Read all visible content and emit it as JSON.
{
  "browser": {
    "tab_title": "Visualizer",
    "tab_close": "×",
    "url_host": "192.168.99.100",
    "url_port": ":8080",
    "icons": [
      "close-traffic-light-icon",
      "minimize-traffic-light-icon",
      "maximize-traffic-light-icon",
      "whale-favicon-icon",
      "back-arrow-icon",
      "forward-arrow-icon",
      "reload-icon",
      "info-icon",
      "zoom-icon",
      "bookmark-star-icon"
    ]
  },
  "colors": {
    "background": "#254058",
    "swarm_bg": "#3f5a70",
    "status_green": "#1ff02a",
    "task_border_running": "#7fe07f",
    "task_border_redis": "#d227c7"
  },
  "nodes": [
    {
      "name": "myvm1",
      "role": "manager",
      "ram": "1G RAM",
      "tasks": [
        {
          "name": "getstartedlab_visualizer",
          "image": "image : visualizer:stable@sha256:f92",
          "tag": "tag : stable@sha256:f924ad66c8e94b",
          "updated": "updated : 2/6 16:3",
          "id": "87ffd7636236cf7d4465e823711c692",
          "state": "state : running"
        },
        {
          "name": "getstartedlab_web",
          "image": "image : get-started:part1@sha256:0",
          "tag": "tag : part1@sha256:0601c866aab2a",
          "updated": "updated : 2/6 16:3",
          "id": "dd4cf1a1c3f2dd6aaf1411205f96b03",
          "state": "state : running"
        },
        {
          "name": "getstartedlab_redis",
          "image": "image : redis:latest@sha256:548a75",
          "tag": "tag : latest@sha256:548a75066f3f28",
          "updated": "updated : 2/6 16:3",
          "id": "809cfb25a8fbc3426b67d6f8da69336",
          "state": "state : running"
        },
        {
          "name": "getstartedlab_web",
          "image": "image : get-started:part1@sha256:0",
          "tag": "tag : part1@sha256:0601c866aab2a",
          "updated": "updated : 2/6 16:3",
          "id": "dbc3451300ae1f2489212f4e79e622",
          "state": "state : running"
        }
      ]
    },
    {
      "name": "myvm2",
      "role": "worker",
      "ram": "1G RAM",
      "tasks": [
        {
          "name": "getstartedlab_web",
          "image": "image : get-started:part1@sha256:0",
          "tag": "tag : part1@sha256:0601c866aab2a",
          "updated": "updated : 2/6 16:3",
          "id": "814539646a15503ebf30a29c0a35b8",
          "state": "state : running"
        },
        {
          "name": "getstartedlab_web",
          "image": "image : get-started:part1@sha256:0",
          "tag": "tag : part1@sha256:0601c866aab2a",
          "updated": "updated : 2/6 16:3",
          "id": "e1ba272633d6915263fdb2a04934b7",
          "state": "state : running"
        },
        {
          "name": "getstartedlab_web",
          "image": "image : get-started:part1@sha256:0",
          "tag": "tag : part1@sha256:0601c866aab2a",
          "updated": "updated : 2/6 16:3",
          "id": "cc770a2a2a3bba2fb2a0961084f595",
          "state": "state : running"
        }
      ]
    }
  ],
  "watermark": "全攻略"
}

====

• Your instructions: Go through the records above and retype each one exactly.

• Result for this task:
Read all visible content and emit it as JSON.
{
  "browser": {
    "tab_title": "Visualizer",
    "tab_close": "×",
    "url_host": "192.168.99.100",
    "url_port": ":8080",
    "icons": [
      "close-traffic-light-icon",
      "minimize-traffic-light-icon",
      "maximize-traffic-light-icon",
      "whale-favicon-icon",
      "back-arrow-icon",
      "forward-arrow-icon",
      "reload-icon",
      "info-icon",
      "zoom-icon",
      "bookmark-star-icon"
    ]
  },
  "colors": {
    "background": "#254058",
    "swarm_bg": "#3f5a70",
    "status_green": "#1ff02a",
    "task_border_running": "#7fe07f",
    "task_border_redis": "#d227c7"
  },
  "nodes": [
    {
      "name": "myvm1",
      "role": "manager",
      "ram": "1G RAM",
      "tasks": [
        {
          "name": "getstartedlab_visualizer",
          "image": "image : visualizer:stable@sha256:f92",
          "tag": "tag : stable@sha256:f924ad66c8e94b",
          "updated": "updated : 2/6 16:3",
          "id": "87ffd7636236cf7d4465e823711c692",
          "state": "state : running"
        },
        {
          "name": "getstartedlab_web",
          "image": "image : get-started:part1@sha256:0",
          "tag": "tag : part1@sha256:0601c866aab2a",
          "updated": "updated : 2/6 16:3",
          "id": "dd4cf1a1c3f2dd6aaf1411205f96b03",
          "state": "state : running"
        },
        {
          "name": "getstartedlab_redis",
          "image": "image : redis:latest@sha256:548a75",
          "tag": "tag : latest@sha256:548a75066f3f28",
          "updated": "updated : 2/6 16:3",
          "id": "809cfb25a8fbc3426b67d6f8da69336",
          "state": "state : running"
        },
        {
          "name": "getstartedlab_web",
          "image": "image : get-started:part1@sha256:0",
          "tag": "tag : part1@sha256:0601c866aab2a",
          "updated": "updated : 2/6 16:3",
          "id": "dbc3451300ae1f2489212f4e79e622",
          "state": "state : running"
        }
      ]
    },
    {
      "name": "myvm2",
      "role": "worker",
      "ram": "1G RAM",
      "tasks": [
        {
          "name": "getstartedlab_web",
          "image": "image : get-started:part1@sha256:0",
          "tag": "tag : part1@sha256:0601c866aab2a",
          "updated": "updated : 2/6 16:3",
          "id": "814539646a15503ebf30a29c0a35b8",
          "state": "state : running"
        },
        {
          "name": "getstartedlab_web",
          "image": "image : get-started:part1@sha256:0",
          "tag": "tag : part1@sha256:0601c866aab2a",
          "updated": "updated : 2/6 16:3",
          "id": "e1ba272633d6915263fdb2a04934b7",
          "state": "state : running"
        },
        {
          "name": "getstartedlab_web",
          "image": "image : get-started:part1@sha256:0",
          "tag": "tag : part1@sha256:0601c866aab2a",
          "updated": "updated : 2/6 16:3",
          "id": "cc770a2a2a3bba2fb2a0961084f595",
          "state": "state : running"
        }
      ]
    }
  ],
  "watermark": "全攻略"
}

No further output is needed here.